▶ [QUOTED TEXT]
⟨
Time spent on social media has officially tipped from the desktop to mobile. This has huge implications for social advertising. Native advertising, in which posts are integrated into the social media stream, is already performing well on desktop.
But on mobile, the stream is the experience, and native advertising is the only type of ad served.
For a recent report, BI Intelligence spoke to leaders in the native advertising space, including major ad buyers, investors in up-and-coming social media networks like Pinterest, and social media analytics experts to understand the forces driving the stampede into native-social advertising. We examine the top formats, dig into Facebook’s suite of native ad products, and look at how effective native-social ads can be.
“In the future, all advertising on social media will be native in-stream ads,” says Jan Rezab, CEO of Socialbakers, a social media analytics company that works with Fortune 100 brands. “The right rail and banners will disappear altogether.”
Here’s why experts are so bullish:
- At BIA/Kelsey, which forecast that $US11 billion would be spent on social ads in 2017 and 40% would go to native ads, Jed Williams, author of the forecast, said: “if I was to re-forecast the native ad market today, would we project it growing larger at a faster rate? Certainly.”
⟩
Rows from a dataset
⟨
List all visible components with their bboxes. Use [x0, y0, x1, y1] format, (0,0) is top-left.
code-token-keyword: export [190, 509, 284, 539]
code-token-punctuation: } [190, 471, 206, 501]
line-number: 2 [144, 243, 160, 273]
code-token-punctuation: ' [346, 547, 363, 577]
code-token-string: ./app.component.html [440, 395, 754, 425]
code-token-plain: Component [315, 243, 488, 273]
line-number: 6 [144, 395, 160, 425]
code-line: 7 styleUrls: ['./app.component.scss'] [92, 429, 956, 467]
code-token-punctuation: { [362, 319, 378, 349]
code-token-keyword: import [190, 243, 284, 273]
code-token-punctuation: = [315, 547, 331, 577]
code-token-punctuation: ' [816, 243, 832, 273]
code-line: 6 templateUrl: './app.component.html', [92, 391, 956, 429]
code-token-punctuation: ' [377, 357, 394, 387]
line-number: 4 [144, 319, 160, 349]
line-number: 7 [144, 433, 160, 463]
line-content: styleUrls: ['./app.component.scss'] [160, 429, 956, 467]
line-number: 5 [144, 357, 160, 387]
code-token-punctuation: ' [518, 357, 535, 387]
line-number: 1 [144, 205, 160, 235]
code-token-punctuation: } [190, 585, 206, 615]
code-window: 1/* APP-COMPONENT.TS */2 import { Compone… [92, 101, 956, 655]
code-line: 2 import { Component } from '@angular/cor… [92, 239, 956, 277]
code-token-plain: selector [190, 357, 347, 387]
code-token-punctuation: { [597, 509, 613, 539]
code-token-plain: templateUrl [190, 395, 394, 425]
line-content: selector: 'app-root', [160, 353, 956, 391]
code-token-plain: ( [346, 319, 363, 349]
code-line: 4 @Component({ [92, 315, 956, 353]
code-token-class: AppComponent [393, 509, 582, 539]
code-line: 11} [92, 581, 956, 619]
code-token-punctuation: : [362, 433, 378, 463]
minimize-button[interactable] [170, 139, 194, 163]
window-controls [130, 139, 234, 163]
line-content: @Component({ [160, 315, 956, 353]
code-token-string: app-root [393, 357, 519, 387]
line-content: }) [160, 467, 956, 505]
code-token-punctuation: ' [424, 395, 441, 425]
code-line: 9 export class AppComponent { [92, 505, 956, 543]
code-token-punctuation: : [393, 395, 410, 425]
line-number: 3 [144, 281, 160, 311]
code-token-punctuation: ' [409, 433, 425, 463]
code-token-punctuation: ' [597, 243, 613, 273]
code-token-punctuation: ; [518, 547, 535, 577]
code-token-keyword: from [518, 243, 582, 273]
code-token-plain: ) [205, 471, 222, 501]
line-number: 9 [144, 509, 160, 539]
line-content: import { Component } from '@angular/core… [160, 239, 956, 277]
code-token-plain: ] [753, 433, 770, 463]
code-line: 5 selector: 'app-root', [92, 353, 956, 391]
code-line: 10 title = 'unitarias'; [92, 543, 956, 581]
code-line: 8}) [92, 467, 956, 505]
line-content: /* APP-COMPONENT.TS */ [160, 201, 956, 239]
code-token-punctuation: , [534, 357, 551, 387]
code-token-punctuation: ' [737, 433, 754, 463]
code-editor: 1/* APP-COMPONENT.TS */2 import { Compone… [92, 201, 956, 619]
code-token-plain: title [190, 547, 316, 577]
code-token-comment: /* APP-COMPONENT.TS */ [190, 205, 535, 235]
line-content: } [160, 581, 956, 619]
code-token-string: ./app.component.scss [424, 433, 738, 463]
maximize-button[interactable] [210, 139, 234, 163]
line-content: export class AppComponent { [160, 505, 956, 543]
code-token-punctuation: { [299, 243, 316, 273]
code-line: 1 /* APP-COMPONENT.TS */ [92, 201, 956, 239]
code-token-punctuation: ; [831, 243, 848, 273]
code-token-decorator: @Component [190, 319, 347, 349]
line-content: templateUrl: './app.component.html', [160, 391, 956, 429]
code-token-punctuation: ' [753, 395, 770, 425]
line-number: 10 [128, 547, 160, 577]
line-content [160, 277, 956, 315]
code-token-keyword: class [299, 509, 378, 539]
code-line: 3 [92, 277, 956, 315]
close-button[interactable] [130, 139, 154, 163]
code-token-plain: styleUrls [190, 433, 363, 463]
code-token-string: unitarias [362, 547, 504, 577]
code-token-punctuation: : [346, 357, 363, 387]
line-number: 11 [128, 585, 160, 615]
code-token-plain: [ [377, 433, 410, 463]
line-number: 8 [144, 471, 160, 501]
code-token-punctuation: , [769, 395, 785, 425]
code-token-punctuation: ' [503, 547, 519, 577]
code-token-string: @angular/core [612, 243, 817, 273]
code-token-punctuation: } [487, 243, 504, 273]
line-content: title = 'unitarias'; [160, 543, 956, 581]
⟩
⟨
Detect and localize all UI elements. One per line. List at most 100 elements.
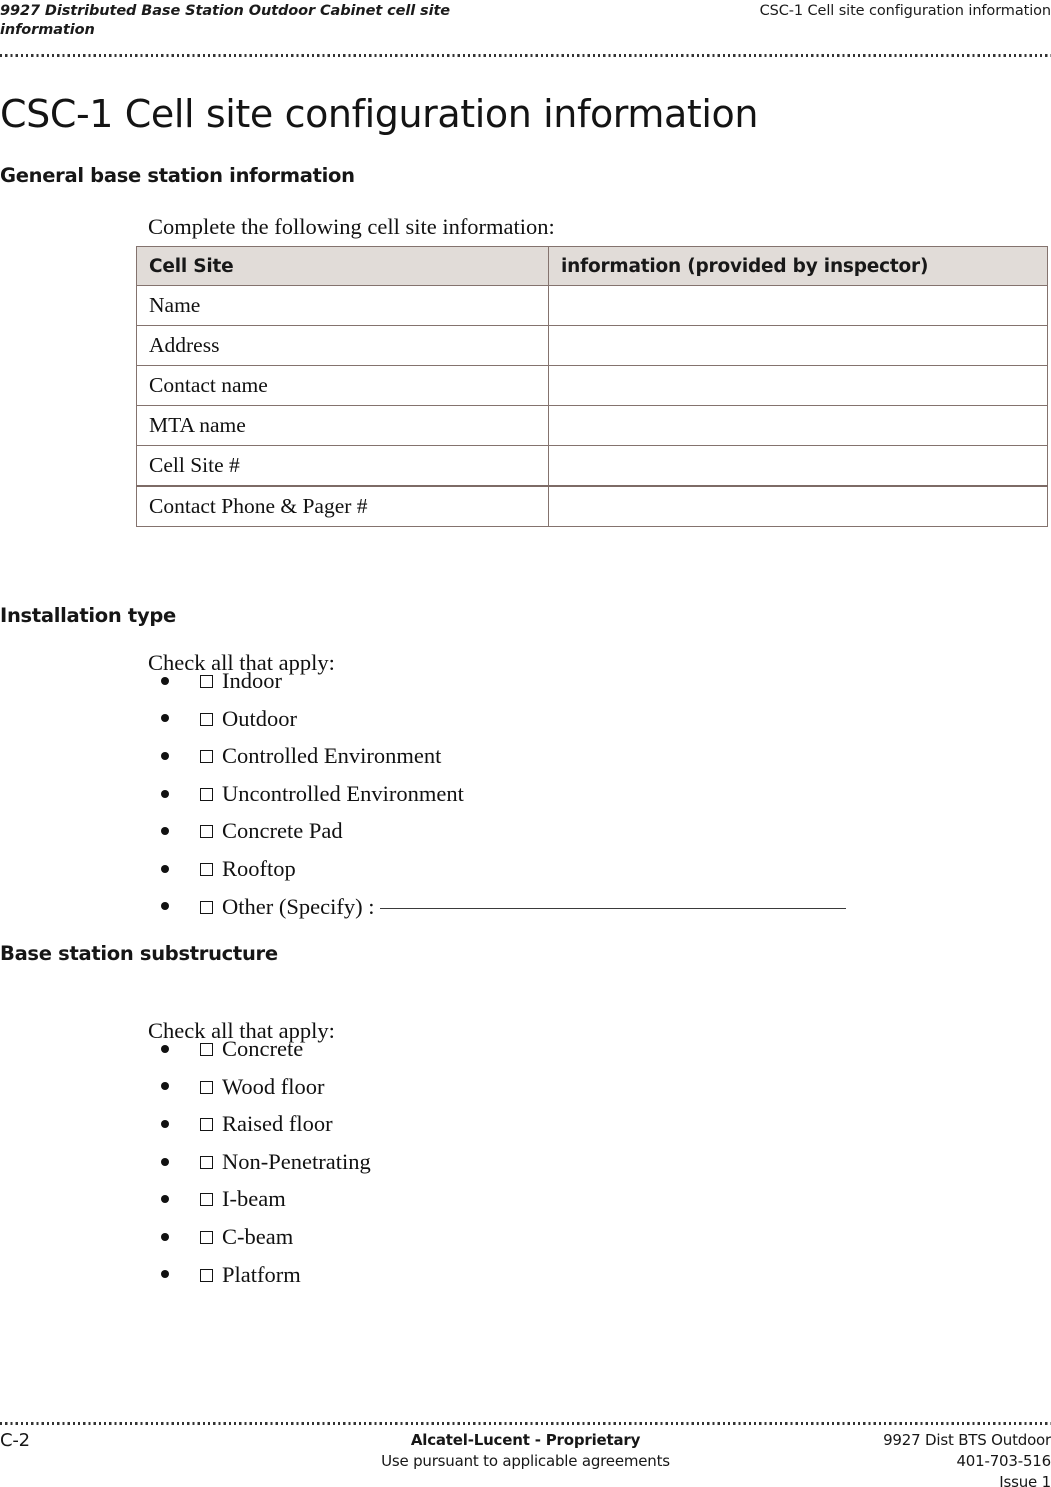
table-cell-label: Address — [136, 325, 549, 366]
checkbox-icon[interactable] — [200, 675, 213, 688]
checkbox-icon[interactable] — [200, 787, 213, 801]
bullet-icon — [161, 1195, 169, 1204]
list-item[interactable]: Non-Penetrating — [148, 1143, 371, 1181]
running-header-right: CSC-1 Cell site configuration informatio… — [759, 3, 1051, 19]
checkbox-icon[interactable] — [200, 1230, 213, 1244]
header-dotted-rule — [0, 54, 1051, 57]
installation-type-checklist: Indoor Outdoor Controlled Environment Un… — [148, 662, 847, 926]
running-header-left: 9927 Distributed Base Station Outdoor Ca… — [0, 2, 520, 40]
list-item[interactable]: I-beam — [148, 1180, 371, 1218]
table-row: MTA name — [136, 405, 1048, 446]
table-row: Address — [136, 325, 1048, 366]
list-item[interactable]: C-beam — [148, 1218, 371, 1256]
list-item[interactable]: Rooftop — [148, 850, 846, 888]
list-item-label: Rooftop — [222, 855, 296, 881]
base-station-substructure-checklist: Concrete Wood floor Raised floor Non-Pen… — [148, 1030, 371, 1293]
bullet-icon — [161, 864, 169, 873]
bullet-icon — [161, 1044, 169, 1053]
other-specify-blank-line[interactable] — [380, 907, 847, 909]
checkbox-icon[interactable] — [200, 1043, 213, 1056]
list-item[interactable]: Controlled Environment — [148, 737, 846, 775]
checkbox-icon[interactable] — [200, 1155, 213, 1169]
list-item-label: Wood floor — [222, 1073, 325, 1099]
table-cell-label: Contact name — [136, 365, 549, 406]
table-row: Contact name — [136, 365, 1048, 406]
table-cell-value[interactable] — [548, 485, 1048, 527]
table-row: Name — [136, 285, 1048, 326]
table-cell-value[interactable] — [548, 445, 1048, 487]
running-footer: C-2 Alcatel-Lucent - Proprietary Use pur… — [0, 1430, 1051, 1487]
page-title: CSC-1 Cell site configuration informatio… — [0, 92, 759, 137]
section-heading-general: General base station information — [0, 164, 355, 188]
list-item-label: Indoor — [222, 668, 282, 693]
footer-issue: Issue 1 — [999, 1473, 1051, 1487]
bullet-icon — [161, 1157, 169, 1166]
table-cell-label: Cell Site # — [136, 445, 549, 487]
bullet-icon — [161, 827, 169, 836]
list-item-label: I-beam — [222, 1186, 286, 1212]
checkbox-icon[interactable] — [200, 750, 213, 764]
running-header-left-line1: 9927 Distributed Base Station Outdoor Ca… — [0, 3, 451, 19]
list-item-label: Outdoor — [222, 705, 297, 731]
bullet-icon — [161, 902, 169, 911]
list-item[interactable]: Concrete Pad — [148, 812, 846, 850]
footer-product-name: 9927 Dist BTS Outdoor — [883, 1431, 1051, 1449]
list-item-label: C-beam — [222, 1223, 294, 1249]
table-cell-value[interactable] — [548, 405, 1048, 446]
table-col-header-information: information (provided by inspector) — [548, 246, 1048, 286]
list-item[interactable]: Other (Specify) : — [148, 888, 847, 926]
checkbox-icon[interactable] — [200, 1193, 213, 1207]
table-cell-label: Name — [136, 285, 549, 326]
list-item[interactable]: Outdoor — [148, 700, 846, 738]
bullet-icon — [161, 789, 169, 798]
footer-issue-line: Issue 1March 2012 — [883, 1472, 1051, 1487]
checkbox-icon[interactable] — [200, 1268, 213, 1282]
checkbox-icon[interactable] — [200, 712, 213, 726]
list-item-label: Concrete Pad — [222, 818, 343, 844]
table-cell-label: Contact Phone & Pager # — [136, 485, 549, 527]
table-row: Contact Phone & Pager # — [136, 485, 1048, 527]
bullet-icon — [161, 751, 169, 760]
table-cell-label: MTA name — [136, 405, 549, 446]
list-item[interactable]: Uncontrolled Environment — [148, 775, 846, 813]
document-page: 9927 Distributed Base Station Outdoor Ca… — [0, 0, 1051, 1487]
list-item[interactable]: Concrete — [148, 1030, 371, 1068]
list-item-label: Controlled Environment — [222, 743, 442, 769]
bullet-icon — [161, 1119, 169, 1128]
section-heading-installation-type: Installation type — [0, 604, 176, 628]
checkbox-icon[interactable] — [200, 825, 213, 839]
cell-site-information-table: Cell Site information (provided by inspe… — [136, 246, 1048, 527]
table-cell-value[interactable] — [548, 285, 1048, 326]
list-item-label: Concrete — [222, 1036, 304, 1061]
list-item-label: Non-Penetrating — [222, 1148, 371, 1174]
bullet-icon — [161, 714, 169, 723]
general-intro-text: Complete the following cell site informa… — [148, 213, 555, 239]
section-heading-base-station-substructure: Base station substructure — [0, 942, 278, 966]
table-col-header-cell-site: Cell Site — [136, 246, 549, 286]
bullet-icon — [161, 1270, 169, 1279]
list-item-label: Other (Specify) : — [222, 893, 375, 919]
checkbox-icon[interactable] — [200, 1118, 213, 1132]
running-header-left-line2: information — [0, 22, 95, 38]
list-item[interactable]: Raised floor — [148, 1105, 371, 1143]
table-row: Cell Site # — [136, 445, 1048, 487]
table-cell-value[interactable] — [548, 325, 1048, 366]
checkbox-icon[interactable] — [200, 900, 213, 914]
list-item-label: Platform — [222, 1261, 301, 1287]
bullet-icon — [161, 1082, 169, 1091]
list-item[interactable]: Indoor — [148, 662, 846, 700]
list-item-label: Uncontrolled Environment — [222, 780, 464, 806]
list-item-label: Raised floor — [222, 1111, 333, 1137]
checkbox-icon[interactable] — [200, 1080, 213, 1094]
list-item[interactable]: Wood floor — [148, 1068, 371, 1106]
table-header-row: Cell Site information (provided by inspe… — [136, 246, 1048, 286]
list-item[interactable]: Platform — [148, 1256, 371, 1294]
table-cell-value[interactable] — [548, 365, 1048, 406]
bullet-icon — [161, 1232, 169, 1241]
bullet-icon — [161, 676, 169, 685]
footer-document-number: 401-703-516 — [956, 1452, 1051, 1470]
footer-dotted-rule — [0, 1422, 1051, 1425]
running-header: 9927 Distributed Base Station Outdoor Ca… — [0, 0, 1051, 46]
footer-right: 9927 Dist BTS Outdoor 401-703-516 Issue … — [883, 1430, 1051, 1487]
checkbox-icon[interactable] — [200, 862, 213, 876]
⟩
▶ [GIVEN REQUEST A]
Render into Spanish the following sentence from the native advertising text: "But on mobile, the stream is the experience, and native advertising is the only type of ad served."
▶ [GIVEN REQUEST B]
According to the native advertising text, how much did BIA/Kelsey forecast would be spent on social ads in 2017?
▶ [GIVEN REQUEST C]
Proceed with the native advertising text from the point at which it stops.

▶ [TASK RESULT A]
Pero en el móvil, el flujo es la experiencia, y la publicidad nativa es el único tipo de anuncio que se sirve.

▶ [TASK RESULT B]
$US11 billion

▶ [TASK RESULT C]
- In-stream native ads look, feel, and function seamlessly across mobile and PC, which is precisely what brands want, as they seek to build cross-device campaigns.
- On mobile’s smaller screens, the stream is the experience. Mobile ad spend was up 83% last year, to $US8.9 billion globally.
- Twitter started the native-social ad trend with Promoted Tweets in early 2010. The social network is now among the most influential voices in arguing that TV and digital ad spend can work hand-in-hand. Twitter now offers a suite of three different in-stream native ad products.
- Now, LinkedIn is making major investments in its native strategy and Pinterest is piloting native ads on its platform.
- We believe image- and video-sharing networks such as Pinterest, Vine, and Snapchat will soon be offering some of the most effective types of native ads, centered on pictures. Photos are the most shared type of content on the Web; 43% of global Internet users have shared a photo in the past month.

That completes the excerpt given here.